(Task requirements) Look below and pull out each line with the word "Extract".

(Records for this task)
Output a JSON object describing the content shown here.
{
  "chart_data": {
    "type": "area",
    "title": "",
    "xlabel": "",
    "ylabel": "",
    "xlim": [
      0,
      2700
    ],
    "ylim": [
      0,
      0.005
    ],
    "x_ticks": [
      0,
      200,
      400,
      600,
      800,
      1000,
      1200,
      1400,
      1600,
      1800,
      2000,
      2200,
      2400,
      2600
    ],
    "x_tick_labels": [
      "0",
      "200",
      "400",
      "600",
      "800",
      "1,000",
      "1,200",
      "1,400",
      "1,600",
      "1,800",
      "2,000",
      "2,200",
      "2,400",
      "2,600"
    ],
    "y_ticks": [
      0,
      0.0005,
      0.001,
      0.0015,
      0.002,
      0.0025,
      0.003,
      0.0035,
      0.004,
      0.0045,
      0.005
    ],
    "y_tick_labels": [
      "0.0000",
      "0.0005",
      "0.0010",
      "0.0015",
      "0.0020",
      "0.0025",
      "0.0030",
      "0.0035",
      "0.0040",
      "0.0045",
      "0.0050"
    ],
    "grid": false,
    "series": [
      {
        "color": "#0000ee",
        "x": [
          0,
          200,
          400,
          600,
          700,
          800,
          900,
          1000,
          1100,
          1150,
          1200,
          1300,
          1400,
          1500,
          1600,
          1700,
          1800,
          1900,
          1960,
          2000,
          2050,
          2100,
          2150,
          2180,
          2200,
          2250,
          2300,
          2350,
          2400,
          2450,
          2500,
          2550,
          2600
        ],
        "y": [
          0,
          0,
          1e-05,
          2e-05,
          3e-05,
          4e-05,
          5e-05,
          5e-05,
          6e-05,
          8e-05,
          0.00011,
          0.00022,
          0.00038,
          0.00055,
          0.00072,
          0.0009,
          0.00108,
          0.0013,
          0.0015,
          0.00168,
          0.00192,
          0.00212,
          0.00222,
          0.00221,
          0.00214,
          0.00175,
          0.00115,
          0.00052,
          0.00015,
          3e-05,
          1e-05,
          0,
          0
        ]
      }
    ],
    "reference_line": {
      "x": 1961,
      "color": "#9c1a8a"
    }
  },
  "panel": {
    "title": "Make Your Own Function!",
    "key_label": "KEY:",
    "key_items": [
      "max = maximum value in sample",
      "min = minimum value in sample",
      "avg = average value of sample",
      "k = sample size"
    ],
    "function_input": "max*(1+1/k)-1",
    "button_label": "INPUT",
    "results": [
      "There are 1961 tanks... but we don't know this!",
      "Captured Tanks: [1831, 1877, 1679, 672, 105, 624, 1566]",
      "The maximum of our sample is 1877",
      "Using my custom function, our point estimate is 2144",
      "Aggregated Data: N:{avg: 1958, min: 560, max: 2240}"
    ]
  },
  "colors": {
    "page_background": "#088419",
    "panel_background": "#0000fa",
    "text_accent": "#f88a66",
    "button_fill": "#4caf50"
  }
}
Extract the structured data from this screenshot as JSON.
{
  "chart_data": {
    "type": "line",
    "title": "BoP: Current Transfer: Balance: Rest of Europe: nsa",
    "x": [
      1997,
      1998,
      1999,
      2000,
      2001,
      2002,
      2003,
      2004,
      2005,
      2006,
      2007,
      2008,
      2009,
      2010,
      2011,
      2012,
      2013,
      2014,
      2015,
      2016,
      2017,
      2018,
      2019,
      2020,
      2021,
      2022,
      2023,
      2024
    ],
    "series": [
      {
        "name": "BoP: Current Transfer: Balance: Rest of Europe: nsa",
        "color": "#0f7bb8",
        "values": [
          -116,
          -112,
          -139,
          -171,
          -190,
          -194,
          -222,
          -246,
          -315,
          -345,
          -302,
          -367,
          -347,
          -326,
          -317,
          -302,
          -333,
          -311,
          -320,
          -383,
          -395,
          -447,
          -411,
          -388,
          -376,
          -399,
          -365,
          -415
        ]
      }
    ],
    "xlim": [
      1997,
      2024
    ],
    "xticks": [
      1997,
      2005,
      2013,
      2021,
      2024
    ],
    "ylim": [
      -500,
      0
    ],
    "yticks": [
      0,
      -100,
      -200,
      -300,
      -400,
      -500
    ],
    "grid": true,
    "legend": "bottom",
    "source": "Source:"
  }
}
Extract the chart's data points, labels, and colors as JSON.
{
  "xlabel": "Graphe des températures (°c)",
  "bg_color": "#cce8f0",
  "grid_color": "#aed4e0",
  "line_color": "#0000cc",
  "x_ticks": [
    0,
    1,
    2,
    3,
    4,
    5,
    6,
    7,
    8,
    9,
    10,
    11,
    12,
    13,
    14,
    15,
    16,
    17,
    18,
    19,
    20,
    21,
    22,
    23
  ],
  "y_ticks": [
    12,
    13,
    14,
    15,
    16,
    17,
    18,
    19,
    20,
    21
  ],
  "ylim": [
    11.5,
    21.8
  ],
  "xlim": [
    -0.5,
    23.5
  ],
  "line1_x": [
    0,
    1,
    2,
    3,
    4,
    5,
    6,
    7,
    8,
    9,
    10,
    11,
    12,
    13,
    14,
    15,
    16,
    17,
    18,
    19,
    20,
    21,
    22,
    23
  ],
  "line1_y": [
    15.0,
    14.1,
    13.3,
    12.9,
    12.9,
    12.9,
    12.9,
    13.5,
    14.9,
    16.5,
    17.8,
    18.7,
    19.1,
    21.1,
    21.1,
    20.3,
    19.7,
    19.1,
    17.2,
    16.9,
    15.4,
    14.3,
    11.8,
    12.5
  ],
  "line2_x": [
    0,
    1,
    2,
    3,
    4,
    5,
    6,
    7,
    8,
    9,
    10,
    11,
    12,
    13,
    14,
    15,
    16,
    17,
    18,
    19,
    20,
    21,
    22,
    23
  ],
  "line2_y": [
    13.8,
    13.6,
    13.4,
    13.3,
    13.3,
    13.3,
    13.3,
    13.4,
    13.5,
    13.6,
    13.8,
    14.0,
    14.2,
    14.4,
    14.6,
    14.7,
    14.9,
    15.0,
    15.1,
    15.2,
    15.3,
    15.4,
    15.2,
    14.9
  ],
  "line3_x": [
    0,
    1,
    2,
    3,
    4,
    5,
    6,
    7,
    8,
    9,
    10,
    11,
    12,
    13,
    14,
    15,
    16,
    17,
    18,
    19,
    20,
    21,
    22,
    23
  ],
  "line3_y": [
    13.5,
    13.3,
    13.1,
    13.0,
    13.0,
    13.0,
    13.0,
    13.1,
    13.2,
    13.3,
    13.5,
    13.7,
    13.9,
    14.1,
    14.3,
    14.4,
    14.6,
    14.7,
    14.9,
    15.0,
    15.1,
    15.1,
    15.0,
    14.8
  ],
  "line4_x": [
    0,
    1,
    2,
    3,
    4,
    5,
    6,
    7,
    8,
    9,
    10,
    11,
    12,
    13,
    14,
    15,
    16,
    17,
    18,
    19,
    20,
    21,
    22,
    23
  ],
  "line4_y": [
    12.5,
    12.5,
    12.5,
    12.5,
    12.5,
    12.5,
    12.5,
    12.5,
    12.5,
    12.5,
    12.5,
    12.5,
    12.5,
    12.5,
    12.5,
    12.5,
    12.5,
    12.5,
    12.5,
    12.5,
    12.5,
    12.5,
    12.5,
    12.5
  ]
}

(Task solution)
Extract the structured data from this screenshot as JSON.
Extract the chart's data points, labels, and colors as JSON.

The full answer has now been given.